Dataset records:
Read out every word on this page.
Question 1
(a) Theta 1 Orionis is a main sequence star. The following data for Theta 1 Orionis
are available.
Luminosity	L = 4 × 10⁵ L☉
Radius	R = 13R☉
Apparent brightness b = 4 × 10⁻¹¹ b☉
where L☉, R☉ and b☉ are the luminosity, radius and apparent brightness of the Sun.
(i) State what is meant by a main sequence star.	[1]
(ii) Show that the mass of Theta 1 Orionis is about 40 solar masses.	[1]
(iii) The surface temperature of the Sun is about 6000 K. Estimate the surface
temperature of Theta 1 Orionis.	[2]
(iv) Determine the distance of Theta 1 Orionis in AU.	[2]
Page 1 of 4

EXERCISE DETAILS: Gather every line containing the word "temperature" and copy it.

CORRECT RESPONSE:
(iii) The surface temperature of the Sun is about 6000 K. Estimate the surface
temperature of Theta 1 Orionis.	[2]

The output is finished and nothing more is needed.